- _What you are asked to do_
Take each line that has the word "this" and return it.

— BEGIN Excerpted records —

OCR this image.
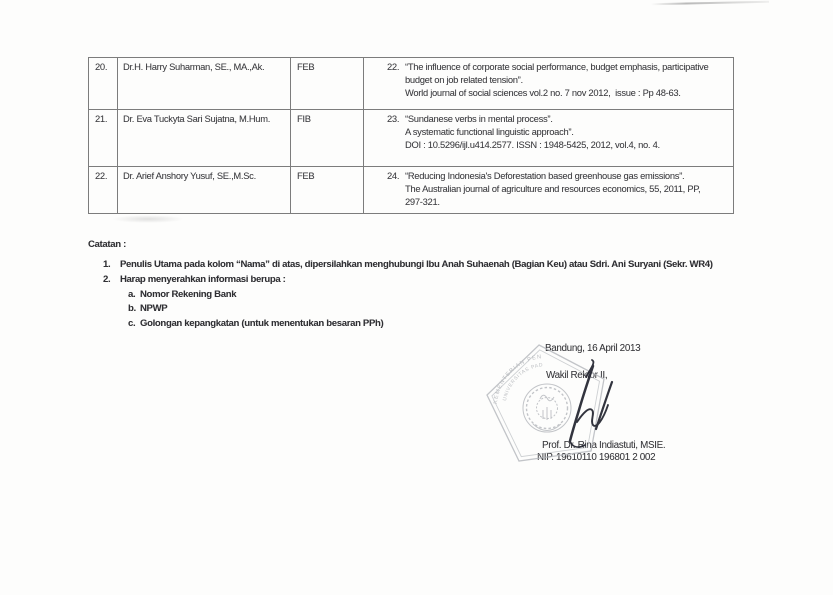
20.	Dr.H. Harry Suharman, SE., MA.,Ak.	FEB	22. “The influence of corporate social performance, budget emphasis, participative
budget on job related tension”.
World journal of social sciences vol.2 no. 7 nov 2012,  issue : Pp 48-63.

21.	Dr. Eva Tuckyta Sari Sujatna, M.Hum.	FIB	23. “Sundanese verbs in mental process”.
A systematic functional linguistic approach”.
DOI : 10.5296/ijl.u414.2577. ISSN : 1948-5425, 2012, vol.4, no. 4.

22.	Dr. Arief Anshory Yusuf, SE.,M.Sc.	FEB	24. “Reducing Indonesia's Deforestation based greenhouse gas emissions”.
The Australian journal of agriculture and resources economics, 55, 2011, PP,
297-321.
Catatan :
1.	Penulis Utama pada kolom “Nama” di atas, dipersilahkan menghubungi Ibu Anah Suhaenah (Bagian Keu) atau Sdri. Ani Suryani (Sekr. WR4)
2.	Harap menyerahkan informasi berupa :
a. Nomor Rekening Bank
b. NPWP
c. Golongan kepangkatan (untuk menentukan besaran PPh)
Bandung, 16 April 2013
Wakil Rektor II,
Prof. Dr. Rina Indiastuti, MSIE.
NIP. 19610110 196801 2 002
KEMENTERIAN PEN
UNIVERSITAS PAD
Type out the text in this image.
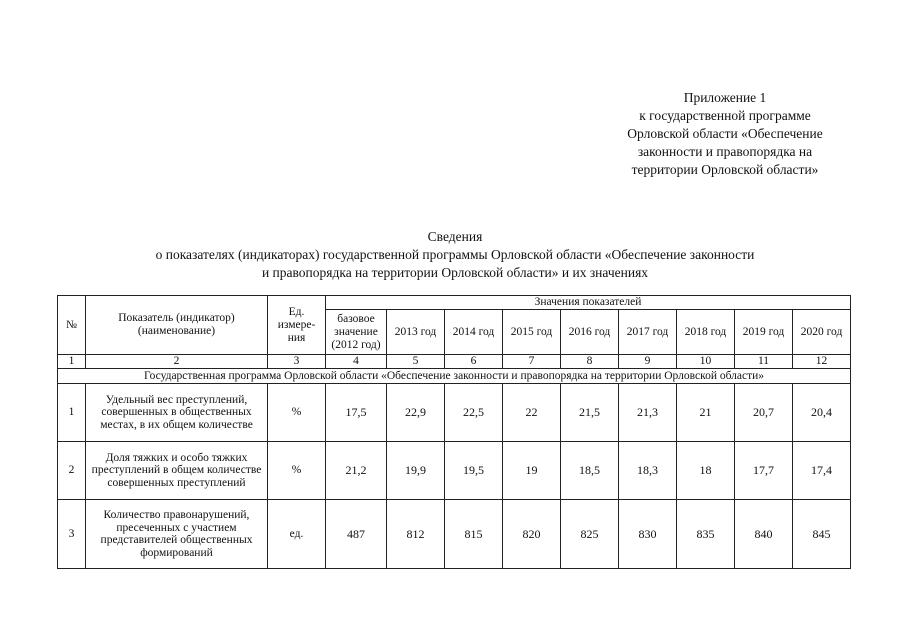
Приложение 1
к государственной программе
Орловской области «Обеспечение
законности и правопорядка на
территории Орловской области»
Сведения
о показателях (индикаторах) государственной программы Орловской области «Обеспечение законности
и правопорядка на территории Орловской области» и их значениях
№	Показатель (индикатор) (наименование)	Ед. измере-ния	Значения показателей								
			базовое значение (2012 год)	2013 год	2014 год	2015 год	2016 год	2017 год	2018 год	2019 год	2020 год
1	2	3	4	5	6	7	8	9	10	11	12
Государственная программа Орловской области «Обеспечение законности и правопорядка на территории Орловской области»											
1	Удельный вес преступлений, совершенных в общественных местах, в их общем количестве	%	17,5	22,9	22,5	22	21,5	21,3	21	20,7	20,4
2	Доля тяжких и особо тяжких преступлений в общем количестве совершенных преступлений	%	21,2	19,9	19,5	19	18,5	18,3	18	17,7	17,4
3	Количество правонарушений, пресеченных с участием представителей общественных формирований	ед.	487	812	815	820	825	830	835	840	845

— END Excerpted records —

- _Problem solution_
OCR this image.
Type out the text in this image.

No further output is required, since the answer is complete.